Rows from a figure dataset:

_ _ _ _ _ _ _

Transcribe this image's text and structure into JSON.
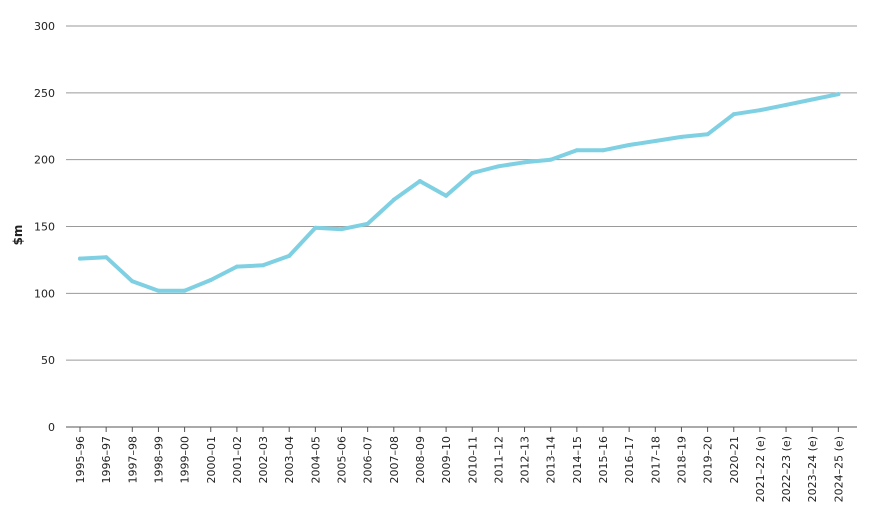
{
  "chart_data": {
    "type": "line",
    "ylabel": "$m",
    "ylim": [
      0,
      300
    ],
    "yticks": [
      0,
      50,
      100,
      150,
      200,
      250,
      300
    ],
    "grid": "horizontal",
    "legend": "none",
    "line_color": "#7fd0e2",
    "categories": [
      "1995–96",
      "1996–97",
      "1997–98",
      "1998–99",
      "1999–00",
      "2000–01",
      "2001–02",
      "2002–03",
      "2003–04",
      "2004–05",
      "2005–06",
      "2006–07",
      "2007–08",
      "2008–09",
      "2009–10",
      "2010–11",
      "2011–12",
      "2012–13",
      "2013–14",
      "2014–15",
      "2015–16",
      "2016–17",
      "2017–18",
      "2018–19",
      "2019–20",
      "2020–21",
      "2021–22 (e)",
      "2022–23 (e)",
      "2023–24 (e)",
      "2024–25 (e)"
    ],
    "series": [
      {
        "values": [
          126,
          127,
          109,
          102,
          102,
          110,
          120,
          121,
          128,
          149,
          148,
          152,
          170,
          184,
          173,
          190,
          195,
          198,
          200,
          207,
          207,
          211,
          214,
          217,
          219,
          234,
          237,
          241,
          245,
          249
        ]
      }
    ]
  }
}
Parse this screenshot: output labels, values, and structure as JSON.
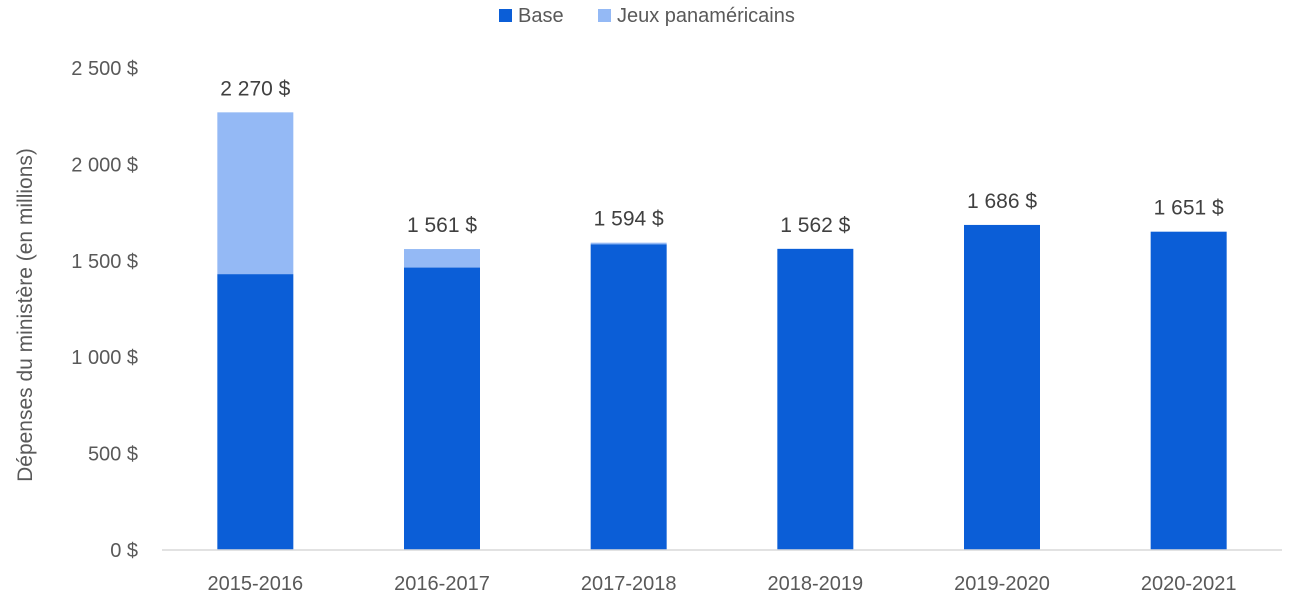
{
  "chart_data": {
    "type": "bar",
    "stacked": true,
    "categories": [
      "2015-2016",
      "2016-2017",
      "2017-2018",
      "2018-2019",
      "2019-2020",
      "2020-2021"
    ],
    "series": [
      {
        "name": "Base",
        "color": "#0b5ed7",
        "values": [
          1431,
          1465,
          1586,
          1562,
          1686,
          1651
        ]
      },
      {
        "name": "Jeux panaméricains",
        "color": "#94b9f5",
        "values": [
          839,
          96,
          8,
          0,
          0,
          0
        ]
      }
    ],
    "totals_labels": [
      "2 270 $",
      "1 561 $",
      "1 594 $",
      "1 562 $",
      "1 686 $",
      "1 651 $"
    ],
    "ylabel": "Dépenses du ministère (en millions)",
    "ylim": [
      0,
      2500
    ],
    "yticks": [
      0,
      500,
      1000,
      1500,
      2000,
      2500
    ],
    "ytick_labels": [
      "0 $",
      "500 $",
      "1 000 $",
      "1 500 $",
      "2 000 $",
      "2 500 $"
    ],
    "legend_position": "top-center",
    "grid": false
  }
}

_ _ _ _ _ _ _

> [GIVEN PROBLEM] Transcribe every entry word for word, but omit the pictures.

> [THE ANSWER]
Transcribe this image's text and structure into JSON.
{
  "chart_data": {
    "type": "line",
    "ylabel": "$m",
    "ylim": [
      0,
      300
    ],
    "yticks": [
      0,
      50,
      100,
      150,
      200,
      250,
      300
    ],
    "grid": "horizontal",
    "legend": "none",
    "line_color": "#7fd0e2",
    "categories": [
      "1995–96",
      "1996–97",
      "1997–98",
      "1998–99",
      "1999–00",
      "2000–01",
      "2001–02",
      "2002–03",
      "2003–04",
      "2004–05",
      "2005–06",
      "2006–07",
      "2007–08",
      "2008–09",
      "2009–10",
      "2010–11",
      "2011–12",
      "2012–13",
      "2013–14",
      "2014–15",
      "2015–16",
      "2016–17",
      "2017–18",
      "2018–19",
      "2019–20",
      "2020–21",
      "2021–22 (e)",
      "2022–23 (e)",
      "2023–24 (e)",
      "2024–25 (e)"
    ],
    "series": [
      {
        "values": [
          126,
          127,
          109,
          102,
          102,
          110,
          120,
          121,
          128,
          149,
          148,
          152,
          170,
          184,
          173,
          190,
          195,
          198,
          200,
          207,
          207,
          211,
          214,
          217,
          219,
          234,
          237,
          241,
          245,
          249
        ]
      }
    ]
  }
}
Parse this screenshot: output labels, values, and structure as JSON.
{
  "chart_data": {
    "type": "bar",
    "stacked": true,
    "categories": [
      "2015-2016",
      "2016-2017",
      "2017-2018",
      "2018-2019",
      "2019-2020",
      "2020-2021"
    ],
    "series": [
      {
        "name": "Base",
        "color": "#0b5ed7",
        "values": [
          1431,
          1465,
          1586,
          1562,
          1686,
          1651
        ]
      },
      {
        "name": "Jeux panaméricains",
        "color": "#94b9f5",
        "values": [
          839,
          96,
          8,
          0,
          0,
          0
        ]
      }
    ],
    "totals_labels": [
      "2 270 $",
      "1 561 $",
      "1 594 $",
      "1 562 $",
      "1 686 $",
      "1 651 $"
    ],
    "ylabel": "Dépenses du ministère (en millions)",
    "ylim": [
      0,
      2500
    ],
    "yticks": [
      0,
      500,
      1000,
      1500,
      2000,
      2500
    ],
    "ytick_labels": [
      "0 $",
      "500 $",
      "1 000 $",
      "1 500 $",
      "2 000 $",
      "2 500 $"
    ],
    "legend_position": "top-center",
    "grid": false
  }
}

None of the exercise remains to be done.